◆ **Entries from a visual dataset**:
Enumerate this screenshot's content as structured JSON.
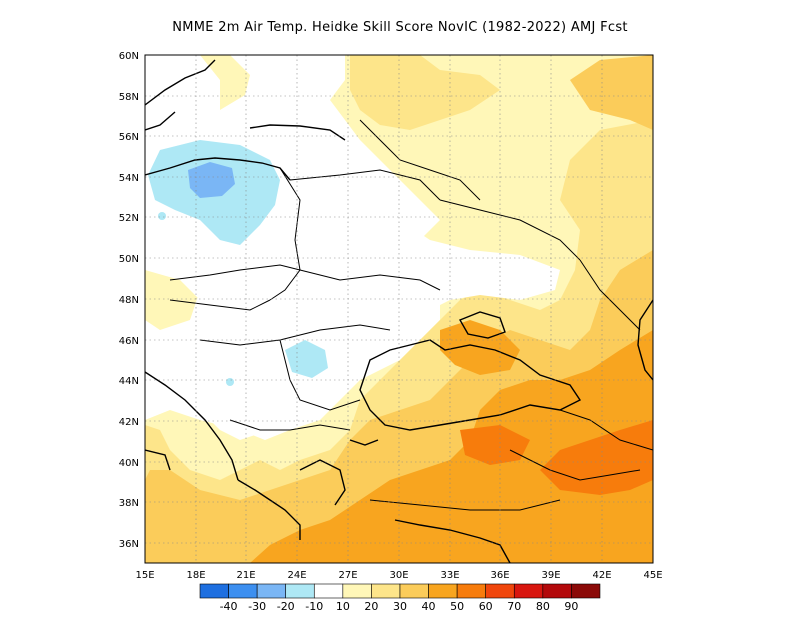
{
  "title": "NMME  2m Air Temp. Heidke Skill Score NovIC (1982-2022) AMJ Fcst",
  "map": {
    "lat_labels": [
      "60N",
      "58N",
      "56N",
      "54N",
      "52N",
      "50N",
      "48N",
      "46N",
      "44N",
      "42N",
      "40N",
      "38N",
      "36N"
    ],
    "lon_labels": [
      "15E",
      "18E",
      "21E",
      "24E",
      "27E",
      "30E",
      "33E",
      "36E",
      "39E",
      "42E",
      "45E"
    ],
    "extent": {
      "lon_min": 15,
      "lon_max": 45,
      "lat_min": 35,
      "lat_max": 60
    },
    "grid": "dotted"
  },
  "colorbar": {
    "labels": [
      "-40",
      "-30",
      "-20",
      "-10",
      "10",
      "20",
      "30",
      "40",
      "50",
      "60",
      "70",
      "80",
      "90"
    ],
    "colors": [
      "#1e6fe0",
      "#3c8ff0",
      "#7ab6f5",
      "#aee8f5",
      "#ffffff",
      "#fff7b8",
      "#fde58a",
      "#fbcc5a",
      "#f8a51f",
      "#f77c0c",
      "#f0460c",
      "#d8160f",
      "#b3090b",
      "#8b0a08"
    ]
  },
  "skill_regions": [
    {
      "name": "baltic-negative",
      "value": "-10"
    },
    {
      "name": "baltic-core",
      "value": "-20"
    },
    {
      "name": "balkans-negative",
      "value": "-10"
    },
    {
      "name": "southeast-positive",
      "value": "40"
    },
    {
      "name": "caucasus-positive",
      "value": "60"
    }
  ]
}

◆ **Aim**: Exclude the pictures, and transcribe all of the material exactly.

◆ **Solution to this task**:
Enumerate this screenshot's content as structured JSON.
{
  "title": "NMME  2m Air Temp. Heidke Skill Score NovIC (1982-2022) AMJ Fcst",
  "map": {
    "lat_labels": [
      "60N",
      "58N",
      "56N",
      "54N",
      "52N",
      "50N",
      "48N",
      "46N",
      "44N",
      "42N",
      "40N",
      "38N",
      "36N"
    ],
    "lon_labels": [
      "15E",
      "18E",
      "21E",
      "24E",
      "27E",
      "30E",
      "33E",
      "36E",
      "39E",
      "42E",
      "45E"
    ],
    "extent": {
      "lon_min": 15,
      "lon_max": 45,
      "lat_min": 35,
      "lat_max": 60
    },
    "grid": "dotted"
  },
  "colorbar": {
    "labels": [
      "-40",
      "-30",
      "-20",
      "-10",
      "10",
      "20",
      "30",
      "40",
      "50",
      "60",
      "70",
      "80",
      "90"
    ],
    "colors": [
      "#1e6fe0",
      "#3c8ff0",
      "#7ab6f5",
      "#aee8f5",
      "#ffffff",
      "#fff7b8",
      "#fde58a",
      "#fbcc5a",
      "#f8a51f",
      "#f77c0c",
      "#f0460c",
      "#d8160f",
      "#b3090b",
      "#8b0a08"
    ]
  },
  "skill_regions": [
    {
      "name": "baltic-negative",
      "value": "-10"
    },
    {
      "name": "baltic-core",
      "value": "-20"
    },
    {
      "name": "balkans-negative",
      "value": "-10"
    },
    {
      "name": "southeast-positive",
      "value": "40"
    },
    {
      "name": "caucasus-positive",
      "value": "60"
    }
  ]
}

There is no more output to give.